Exercise - Collect all the lines that mention the word "Test".
-------
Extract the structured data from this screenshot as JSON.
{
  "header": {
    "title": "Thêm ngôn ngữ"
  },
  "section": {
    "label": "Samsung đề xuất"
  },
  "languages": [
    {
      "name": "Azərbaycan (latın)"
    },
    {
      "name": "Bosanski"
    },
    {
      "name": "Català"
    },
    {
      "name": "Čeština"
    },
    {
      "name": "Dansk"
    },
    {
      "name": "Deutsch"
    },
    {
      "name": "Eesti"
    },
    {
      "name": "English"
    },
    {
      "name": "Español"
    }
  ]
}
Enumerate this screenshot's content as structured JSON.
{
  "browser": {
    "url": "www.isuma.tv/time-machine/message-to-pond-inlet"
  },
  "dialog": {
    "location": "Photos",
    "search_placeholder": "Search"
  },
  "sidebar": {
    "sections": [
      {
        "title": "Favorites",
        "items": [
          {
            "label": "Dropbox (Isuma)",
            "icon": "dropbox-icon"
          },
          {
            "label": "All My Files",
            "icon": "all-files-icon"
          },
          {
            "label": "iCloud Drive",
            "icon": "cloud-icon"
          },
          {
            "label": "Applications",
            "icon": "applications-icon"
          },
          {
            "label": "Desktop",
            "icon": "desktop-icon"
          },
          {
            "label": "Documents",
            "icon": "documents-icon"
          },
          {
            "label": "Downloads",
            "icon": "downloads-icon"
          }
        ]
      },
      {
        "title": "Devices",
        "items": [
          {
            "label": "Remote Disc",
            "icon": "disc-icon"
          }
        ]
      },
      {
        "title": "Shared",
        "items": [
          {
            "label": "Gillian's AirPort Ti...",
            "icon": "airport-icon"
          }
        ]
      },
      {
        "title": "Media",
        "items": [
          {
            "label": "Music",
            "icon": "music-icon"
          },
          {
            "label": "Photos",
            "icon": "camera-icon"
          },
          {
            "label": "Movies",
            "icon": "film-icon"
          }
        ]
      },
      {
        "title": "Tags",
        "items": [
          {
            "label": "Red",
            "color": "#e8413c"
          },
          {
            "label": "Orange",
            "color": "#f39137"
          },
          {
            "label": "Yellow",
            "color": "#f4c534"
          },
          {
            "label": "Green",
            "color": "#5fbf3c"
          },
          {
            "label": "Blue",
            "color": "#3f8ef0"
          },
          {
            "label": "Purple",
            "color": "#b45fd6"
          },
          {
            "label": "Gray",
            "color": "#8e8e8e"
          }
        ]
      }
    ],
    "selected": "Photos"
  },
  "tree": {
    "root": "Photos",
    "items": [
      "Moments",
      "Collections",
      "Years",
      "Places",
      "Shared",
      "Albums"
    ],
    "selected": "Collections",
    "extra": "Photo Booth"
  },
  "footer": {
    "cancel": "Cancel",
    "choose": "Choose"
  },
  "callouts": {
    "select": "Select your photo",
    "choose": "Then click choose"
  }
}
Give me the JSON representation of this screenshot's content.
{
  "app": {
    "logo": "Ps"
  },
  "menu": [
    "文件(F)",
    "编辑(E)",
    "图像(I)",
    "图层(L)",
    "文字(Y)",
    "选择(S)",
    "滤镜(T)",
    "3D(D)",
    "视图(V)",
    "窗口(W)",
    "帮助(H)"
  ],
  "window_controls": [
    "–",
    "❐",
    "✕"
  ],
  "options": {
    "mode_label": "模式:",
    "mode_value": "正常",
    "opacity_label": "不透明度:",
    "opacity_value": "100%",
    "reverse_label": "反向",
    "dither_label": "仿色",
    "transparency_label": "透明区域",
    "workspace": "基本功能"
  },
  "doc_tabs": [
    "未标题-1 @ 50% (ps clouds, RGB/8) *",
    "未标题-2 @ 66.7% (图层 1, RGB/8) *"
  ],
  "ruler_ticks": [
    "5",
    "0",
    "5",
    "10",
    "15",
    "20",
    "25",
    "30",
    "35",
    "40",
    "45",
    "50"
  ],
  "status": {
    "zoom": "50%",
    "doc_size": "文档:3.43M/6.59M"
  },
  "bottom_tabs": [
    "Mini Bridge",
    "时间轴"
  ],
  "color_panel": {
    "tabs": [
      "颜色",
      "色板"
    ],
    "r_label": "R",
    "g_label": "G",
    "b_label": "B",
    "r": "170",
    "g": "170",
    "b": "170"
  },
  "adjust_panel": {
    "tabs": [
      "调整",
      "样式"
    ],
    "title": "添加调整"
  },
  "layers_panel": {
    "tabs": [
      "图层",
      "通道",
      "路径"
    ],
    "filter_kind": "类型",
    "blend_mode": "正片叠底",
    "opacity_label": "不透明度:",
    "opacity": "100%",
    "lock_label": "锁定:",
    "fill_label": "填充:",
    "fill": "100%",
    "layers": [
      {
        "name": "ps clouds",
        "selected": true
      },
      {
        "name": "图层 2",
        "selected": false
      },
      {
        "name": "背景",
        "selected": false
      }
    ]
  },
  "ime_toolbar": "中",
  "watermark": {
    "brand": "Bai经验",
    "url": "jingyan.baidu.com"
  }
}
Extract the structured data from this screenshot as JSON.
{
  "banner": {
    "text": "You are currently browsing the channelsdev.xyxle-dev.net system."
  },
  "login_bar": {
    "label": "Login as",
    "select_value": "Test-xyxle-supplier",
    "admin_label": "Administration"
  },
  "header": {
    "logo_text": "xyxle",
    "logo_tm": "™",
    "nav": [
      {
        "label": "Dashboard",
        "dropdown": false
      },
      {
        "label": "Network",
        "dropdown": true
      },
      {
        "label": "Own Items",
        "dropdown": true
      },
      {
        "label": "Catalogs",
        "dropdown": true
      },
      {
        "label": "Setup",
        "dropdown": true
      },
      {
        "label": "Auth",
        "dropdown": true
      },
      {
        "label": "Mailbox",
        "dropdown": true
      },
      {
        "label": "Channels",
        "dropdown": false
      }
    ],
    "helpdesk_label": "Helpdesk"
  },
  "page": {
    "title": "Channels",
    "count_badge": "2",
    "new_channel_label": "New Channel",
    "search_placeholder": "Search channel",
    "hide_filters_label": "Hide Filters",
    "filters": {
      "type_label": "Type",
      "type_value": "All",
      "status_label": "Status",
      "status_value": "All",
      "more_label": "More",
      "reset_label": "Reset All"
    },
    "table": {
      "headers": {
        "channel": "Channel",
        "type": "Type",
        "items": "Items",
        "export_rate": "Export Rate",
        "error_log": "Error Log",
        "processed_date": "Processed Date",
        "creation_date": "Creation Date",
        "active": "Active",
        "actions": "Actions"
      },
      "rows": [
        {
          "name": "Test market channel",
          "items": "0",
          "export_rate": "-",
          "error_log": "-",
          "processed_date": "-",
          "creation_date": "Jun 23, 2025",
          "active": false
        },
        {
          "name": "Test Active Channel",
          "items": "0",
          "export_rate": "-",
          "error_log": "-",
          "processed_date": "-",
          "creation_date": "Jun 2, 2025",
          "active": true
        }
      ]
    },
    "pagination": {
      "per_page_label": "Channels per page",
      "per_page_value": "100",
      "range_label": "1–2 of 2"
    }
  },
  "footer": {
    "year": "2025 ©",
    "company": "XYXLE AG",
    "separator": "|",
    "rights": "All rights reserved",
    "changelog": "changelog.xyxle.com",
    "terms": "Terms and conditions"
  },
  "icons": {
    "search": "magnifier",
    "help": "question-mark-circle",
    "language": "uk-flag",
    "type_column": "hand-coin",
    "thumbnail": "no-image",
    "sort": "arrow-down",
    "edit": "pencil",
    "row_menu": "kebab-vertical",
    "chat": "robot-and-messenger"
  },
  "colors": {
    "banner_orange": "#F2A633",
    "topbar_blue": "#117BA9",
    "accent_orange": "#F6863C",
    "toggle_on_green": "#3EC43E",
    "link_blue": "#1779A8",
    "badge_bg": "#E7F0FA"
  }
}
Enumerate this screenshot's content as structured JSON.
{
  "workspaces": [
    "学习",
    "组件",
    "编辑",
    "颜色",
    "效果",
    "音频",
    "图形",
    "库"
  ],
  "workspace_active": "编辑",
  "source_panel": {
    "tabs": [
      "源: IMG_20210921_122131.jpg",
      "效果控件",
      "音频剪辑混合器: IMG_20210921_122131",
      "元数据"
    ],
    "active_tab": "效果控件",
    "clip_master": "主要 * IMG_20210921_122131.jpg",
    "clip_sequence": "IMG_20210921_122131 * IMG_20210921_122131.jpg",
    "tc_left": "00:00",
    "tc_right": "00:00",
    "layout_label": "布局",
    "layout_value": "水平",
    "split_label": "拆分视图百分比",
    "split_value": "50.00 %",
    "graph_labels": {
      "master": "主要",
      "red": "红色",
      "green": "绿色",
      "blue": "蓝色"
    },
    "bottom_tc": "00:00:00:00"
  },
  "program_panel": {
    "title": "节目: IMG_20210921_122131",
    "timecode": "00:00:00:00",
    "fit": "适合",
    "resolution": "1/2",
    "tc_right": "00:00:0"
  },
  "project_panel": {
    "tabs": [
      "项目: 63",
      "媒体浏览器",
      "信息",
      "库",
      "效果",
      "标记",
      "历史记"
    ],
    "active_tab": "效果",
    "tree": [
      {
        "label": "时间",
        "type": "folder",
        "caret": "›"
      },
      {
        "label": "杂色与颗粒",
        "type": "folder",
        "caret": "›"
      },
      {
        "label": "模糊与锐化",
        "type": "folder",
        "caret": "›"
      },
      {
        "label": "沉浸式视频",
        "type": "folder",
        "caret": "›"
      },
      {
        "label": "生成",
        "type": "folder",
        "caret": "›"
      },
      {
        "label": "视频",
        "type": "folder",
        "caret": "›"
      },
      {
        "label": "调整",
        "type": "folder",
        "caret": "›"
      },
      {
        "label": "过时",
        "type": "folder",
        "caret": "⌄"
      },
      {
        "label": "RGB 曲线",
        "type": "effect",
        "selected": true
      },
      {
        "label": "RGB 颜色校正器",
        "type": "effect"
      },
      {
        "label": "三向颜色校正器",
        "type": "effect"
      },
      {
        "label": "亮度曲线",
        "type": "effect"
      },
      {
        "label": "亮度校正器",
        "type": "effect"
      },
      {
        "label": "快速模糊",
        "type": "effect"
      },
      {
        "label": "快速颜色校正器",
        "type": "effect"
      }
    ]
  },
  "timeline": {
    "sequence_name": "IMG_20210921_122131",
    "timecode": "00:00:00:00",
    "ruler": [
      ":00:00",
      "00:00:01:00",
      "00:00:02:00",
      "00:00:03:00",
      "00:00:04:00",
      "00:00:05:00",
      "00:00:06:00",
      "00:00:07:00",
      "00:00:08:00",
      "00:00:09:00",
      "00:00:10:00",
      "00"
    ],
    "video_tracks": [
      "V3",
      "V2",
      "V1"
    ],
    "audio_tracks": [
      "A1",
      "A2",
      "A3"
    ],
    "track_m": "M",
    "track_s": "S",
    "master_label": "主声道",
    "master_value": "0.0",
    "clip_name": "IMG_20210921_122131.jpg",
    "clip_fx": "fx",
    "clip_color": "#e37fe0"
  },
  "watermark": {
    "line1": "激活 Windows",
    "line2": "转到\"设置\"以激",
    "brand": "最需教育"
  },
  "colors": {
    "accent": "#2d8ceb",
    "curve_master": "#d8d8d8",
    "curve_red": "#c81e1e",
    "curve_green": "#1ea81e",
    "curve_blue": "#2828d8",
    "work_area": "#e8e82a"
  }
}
-------
Completed task -
    "select_value": "Test-xyxle-supplier",
          "name": "Test market channel",
          "name": "Test Active Channel",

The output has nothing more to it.